Task description
Extract every line where the string "Kloosterstraat" appears.
________________________
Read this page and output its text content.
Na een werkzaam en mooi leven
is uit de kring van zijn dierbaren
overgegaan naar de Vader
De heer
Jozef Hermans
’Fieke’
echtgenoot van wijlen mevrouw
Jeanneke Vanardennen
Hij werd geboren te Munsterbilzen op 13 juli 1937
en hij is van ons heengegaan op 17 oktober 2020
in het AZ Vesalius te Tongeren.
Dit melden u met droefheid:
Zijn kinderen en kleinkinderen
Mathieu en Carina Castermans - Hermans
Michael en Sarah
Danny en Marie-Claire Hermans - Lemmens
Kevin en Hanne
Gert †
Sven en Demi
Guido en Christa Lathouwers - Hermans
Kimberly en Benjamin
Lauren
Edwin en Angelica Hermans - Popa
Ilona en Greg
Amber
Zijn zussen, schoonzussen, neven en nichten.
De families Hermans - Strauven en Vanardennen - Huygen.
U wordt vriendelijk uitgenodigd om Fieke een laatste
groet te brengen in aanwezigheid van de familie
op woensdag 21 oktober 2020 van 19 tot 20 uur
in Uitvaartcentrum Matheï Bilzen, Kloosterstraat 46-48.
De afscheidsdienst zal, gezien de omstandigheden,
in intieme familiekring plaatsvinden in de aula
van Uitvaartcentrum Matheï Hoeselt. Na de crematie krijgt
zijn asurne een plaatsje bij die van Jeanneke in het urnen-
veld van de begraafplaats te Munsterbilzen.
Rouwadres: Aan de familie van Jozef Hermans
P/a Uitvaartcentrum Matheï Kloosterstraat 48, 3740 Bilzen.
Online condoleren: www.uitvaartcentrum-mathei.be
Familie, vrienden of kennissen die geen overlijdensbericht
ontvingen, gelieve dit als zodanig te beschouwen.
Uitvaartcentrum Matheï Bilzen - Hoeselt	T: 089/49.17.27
________________________
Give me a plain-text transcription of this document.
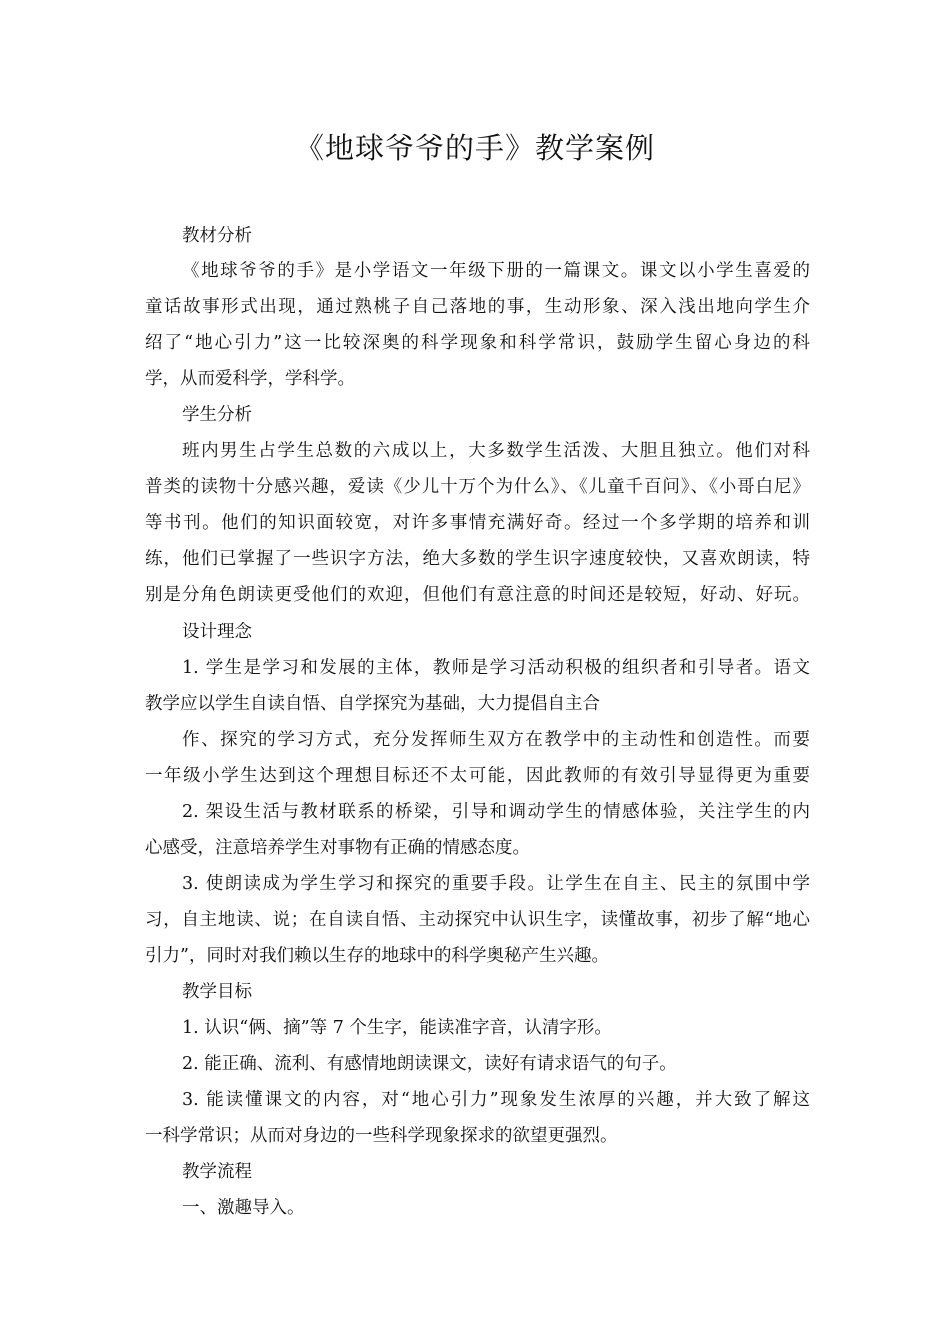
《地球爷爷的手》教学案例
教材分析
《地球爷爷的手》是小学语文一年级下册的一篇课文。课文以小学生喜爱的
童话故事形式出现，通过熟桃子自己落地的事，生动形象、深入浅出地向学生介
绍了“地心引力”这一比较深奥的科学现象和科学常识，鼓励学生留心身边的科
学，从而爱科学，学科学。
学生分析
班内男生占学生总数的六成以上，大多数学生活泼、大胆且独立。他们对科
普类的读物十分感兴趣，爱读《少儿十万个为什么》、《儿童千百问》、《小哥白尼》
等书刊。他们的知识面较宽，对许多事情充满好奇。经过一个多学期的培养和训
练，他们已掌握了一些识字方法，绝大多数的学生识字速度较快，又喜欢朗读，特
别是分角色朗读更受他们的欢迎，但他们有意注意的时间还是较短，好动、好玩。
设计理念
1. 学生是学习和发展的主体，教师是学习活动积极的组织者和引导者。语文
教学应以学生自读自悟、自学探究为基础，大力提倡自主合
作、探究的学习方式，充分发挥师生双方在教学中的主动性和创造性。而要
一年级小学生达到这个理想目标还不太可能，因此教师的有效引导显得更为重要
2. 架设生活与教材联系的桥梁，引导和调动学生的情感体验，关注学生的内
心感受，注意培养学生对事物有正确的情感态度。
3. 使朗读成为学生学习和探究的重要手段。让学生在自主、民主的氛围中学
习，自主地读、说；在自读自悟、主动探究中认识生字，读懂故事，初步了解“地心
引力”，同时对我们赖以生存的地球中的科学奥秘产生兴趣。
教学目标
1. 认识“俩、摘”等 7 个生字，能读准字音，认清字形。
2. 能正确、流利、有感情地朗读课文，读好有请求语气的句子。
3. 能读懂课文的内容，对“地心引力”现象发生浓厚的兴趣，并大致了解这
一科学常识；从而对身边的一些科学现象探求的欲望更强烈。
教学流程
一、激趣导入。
________________________
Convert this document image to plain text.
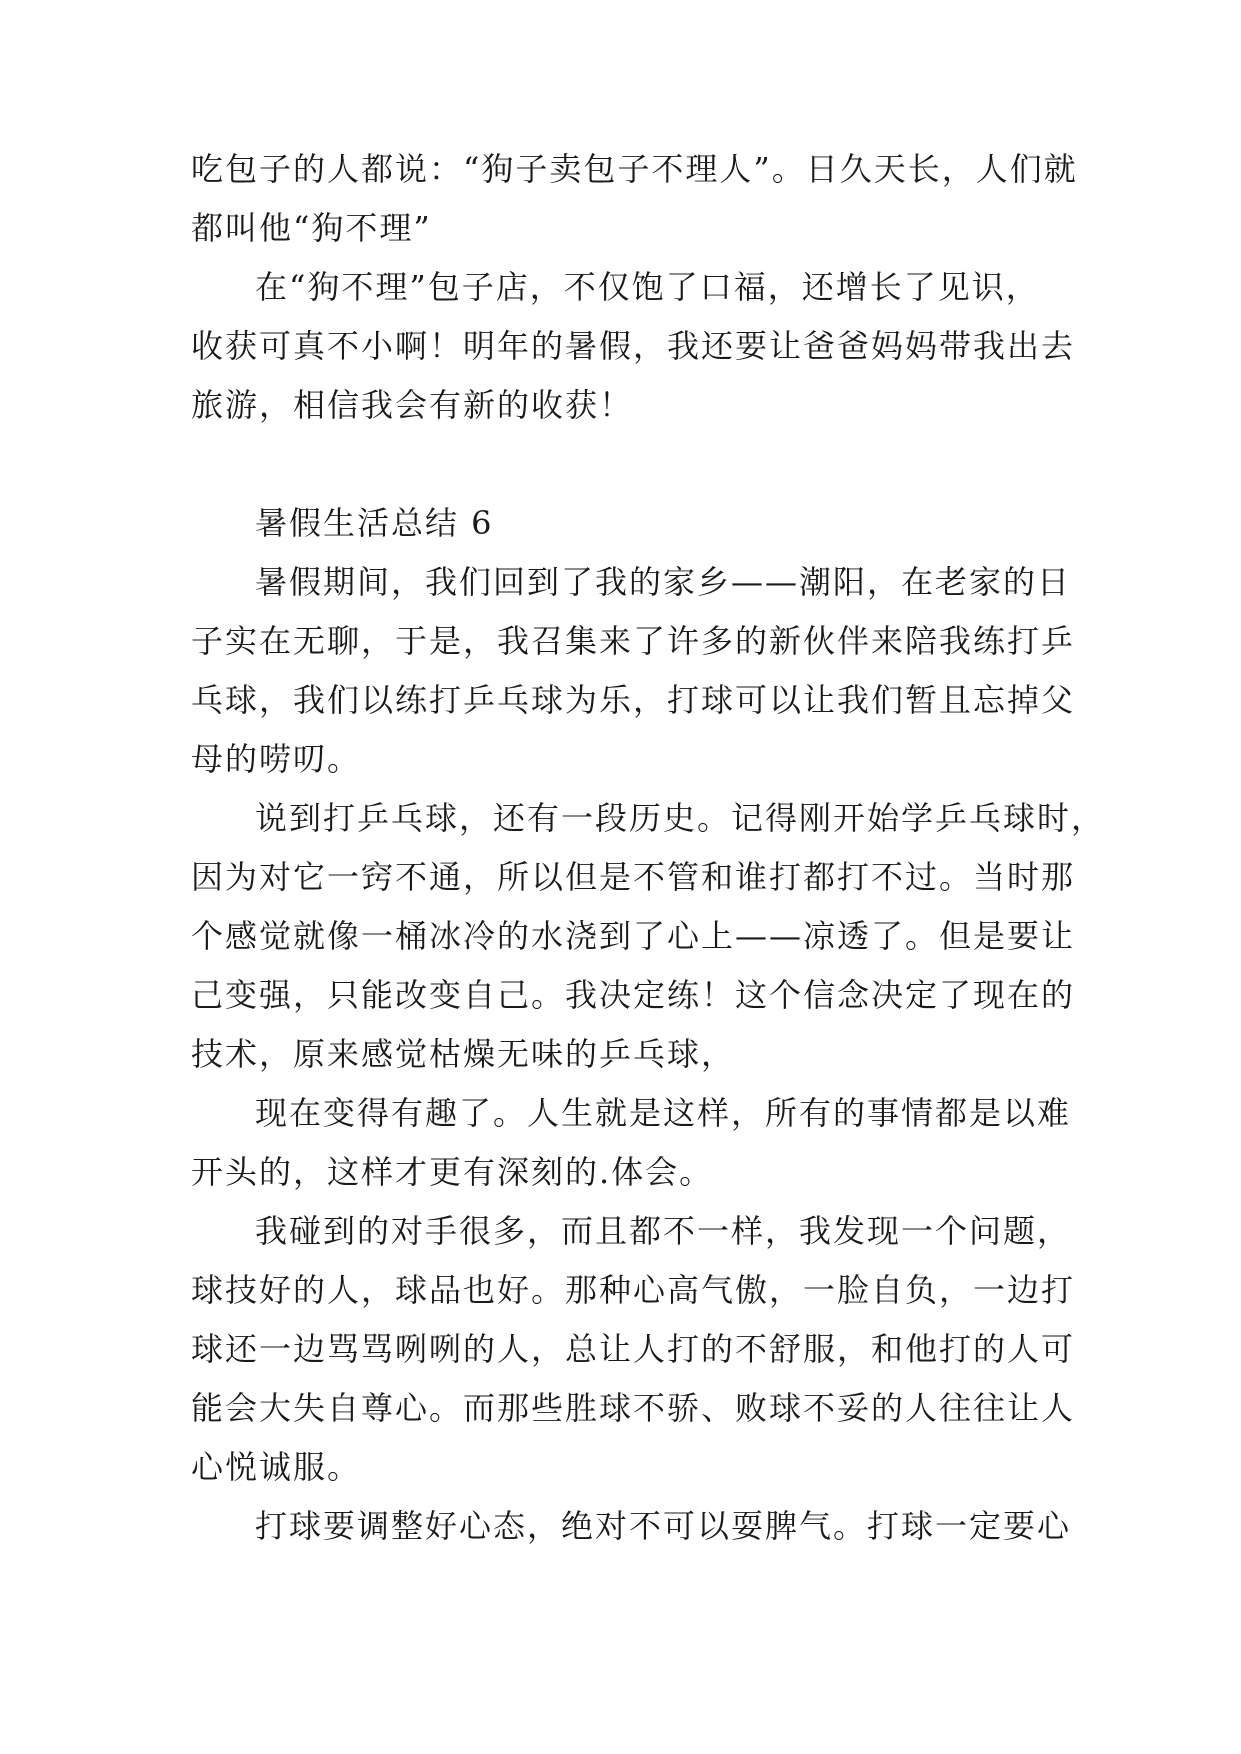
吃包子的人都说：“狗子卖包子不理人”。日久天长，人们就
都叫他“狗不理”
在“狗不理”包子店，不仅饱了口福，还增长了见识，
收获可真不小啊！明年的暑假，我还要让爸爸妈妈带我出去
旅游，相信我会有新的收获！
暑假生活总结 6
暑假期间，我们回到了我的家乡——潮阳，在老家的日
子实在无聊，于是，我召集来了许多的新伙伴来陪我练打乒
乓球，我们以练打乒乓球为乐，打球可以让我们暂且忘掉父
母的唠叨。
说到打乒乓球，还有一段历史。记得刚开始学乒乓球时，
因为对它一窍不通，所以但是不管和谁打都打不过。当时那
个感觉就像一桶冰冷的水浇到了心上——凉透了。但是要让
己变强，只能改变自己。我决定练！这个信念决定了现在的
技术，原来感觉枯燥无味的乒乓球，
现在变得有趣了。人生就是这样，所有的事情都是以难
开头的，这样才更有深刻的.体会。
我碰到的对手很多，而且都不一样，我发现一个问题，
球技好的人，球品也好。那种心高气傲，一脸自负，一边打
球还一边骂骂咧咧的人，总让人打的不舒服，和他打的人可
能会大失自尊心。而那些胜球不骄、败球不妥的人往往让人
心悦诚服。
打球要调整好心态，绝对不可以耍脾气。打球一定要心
________________________
Correct answer
in Uitvaartcentrum Matheï Bilzen, Kloosterstraat 46-48.
P/a Uitvaartcentrum Matheï Kloosterstraat 48, 3740 Bilzen.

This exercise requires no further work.